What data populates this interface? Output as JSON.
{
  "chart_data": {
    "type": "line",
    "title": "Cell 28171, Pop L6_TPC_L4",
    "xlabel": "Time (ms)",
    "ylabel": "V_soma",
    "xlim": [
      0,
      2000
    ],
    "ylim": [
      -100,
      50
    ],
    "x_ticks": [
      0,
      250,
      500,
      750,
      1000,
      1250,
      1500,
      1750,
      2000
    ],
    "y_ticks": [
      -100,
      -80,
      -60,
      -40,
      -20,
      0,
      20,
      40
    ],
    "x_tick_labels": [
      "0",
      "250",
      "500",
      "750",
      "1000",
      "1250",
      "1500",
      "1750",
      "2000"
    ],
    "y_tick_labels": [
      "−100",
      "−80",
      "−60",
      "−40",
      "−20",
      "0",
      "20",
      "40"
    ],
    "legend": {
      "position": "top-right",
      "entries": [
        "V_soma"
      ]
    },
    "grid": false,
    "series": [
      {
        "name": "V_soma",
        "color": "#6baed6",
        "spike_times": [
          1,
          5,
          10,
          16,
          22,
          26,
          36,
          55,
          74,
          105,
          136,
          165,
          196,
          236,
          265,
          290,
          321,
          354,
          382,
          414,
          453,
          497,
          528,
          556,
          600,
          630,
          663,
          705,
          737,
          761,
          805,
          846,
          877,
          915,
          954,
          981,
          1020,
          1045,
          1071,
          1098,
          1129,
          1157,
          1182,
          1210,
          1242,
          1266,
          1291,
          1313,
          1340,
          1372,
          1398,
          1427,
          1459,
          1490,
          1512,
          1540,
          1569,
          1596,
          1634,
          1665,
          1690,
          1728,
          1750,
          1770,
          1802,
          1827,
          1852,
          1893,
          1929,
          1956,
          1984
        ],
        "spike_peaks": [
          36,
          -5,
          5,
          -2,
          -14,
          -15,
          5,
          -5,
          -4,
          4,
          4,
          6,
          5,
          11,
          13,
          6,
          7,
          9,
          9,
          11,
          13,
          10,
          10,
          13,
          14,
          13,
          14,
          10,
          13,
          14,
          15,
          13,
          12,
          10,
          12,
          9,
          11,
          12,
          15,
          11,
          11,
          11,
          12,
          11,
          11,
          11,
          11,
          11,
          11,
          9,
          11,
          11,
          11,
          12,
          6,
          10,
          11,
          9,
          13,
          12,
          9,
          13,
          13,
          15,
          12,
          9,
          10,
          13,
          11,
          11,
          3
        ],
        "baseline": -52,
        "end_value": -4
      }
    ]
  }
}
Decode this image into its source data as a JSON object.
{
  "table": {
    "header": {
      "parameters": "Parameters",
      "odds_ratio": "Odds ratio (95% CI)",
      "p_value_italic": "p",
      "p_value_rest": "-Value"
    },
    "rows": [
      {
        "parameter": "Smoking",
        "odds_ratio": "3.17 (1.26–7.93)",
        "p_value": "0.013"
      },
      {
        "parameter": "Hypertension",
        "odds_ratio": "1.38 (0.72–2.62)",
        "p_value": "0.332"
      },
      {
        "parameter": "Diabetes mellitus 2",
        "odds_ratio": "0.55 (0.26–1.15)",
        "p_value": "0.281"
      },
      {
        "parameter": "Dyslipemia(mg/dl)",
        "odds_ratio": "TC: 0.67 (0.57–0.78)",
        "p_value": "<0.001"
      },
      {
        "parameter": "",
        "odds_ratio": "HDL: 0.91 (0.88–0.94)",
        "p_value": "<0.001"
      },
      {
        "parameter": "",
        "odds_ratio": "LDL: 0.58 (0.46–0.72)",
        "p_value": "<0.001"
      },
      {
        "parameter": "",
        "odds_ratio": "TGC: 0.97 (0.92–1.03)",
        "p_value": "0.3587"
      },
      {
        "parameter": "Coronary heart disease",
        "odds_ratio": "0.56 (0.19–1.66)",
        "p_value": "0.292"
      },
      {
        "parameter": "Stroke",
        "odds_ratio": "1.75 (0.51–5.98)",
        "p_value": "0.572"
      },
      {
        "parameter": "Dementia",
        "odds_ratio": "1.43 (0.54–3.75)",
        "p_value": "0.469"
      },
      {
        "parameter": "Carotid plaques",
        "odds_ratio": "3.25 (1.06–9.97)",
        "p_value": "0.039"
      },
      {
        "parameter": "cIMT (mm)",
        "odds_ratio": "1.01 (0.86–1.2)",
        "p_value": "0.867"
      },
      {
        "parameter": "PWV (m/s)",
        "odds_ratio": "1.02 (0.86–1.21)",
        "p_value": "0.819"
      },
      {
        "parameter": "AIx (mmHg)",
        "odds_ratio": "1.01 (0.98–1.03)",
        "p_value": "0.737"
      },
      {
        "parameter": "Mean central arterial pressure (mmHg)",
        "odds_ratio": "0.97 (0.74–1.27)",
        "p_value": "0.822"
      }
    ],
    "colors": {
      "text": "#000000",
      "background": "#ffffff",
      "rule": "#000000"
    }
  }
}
-*-
WHAT YOU ARE ASKED TO DO:
Return each line that includes "this".

ANSWER TO THE PROBLEM:
What data populates this interface? Output as JSON.
Decode this image into its source data as a JSON object.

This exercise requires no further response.